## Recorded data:
--------------------------------

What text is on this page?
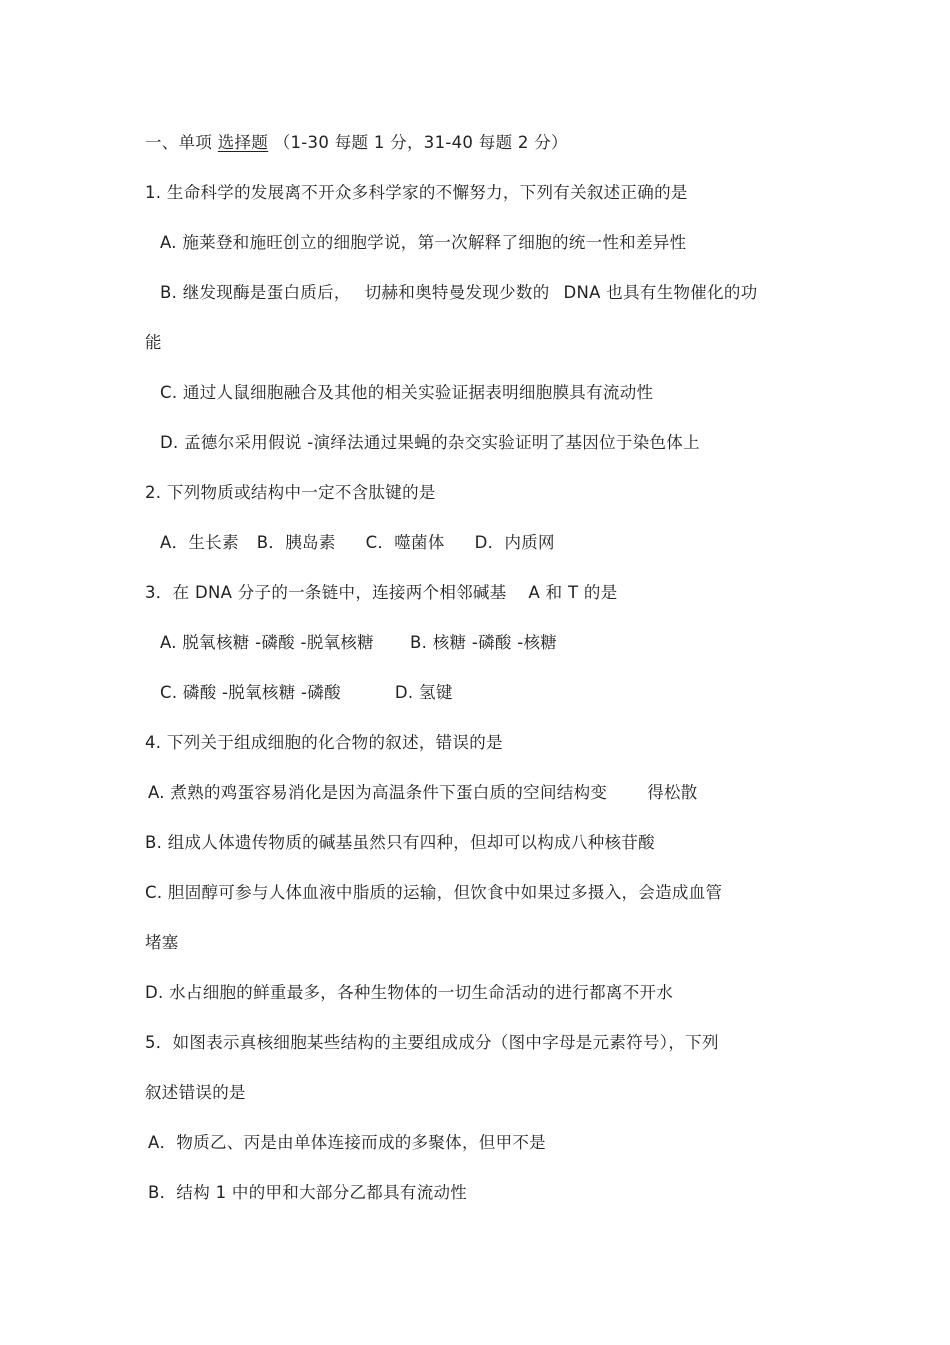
一、单项 选择题 （1-30 每题 1 分，31-40 每题 2 分）
1. 生命科学的发展离不开众多科学家的不懈努力，下列有关叙述正确的是
A. 施莱登和施旺创立的细胞学说，第一次解释了细胞的统一性和差异性
B. 继发现酶是蛋白质后， 切赫和奥特曼发现少数的 DNA 也具有生物催化的功
能
C. 通过人鼠细胞融合及其他的相关实验证据表明细胞膜具有流动性
D. 孟德尔采用假说 -演绎法通过果蝇的杂交实验证明了基因位于染色体上
2. 下列物质或结构中一定不含肽键的是
A．生长素 B．胰岛素 C．噬菌体 D．内质网
3．在 DNA 分子的一条链中，连接两个相邻碱基 A 和 T 的是
A. 脱氧核糖 -磷酸 -脱氧核糖 B. 核糖 -磷酸 -核糖
C. 磷酸 -脱氧核糖 -磷酸	D. 氢键
4. 下列关于组成细胞的化合物的叙述，错误的是
A. 煮熟的鸡蛋容易消化是因为高温条件下蛋白质的空间结构变 得松散
B. 组成人体遗传物质的碱基虽然只有四种，但却可以构成八种核苷酸
C. 胆固醇可参与人体血液中脂质的运输，但饮食中如果过多摄入，会造成血管
堵塞
D. 水占细胞的鲜重最多，各种生物体的一切生命活动的进行都离不开水
5．如图表示真核细胞某些结构的主要组成成分（图中字母是元素符号），下列
叙述错误的是
A．物质乙、丙是由单体连接而成的多聚体，但甲不是
B．结构 1 中的甲和大部分乙都具有流动性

--------------------------------

## What the exercise asks:
From the records given above, copy all lines containing "脱氧核糖".

## Task answer:
A. 脱氧核糖 -磷酸 -脱氧核糖 B. 核糖 -磷酸 -核糖
C. 磷酸 -脱氧核糖 -磷酸	D. 氢键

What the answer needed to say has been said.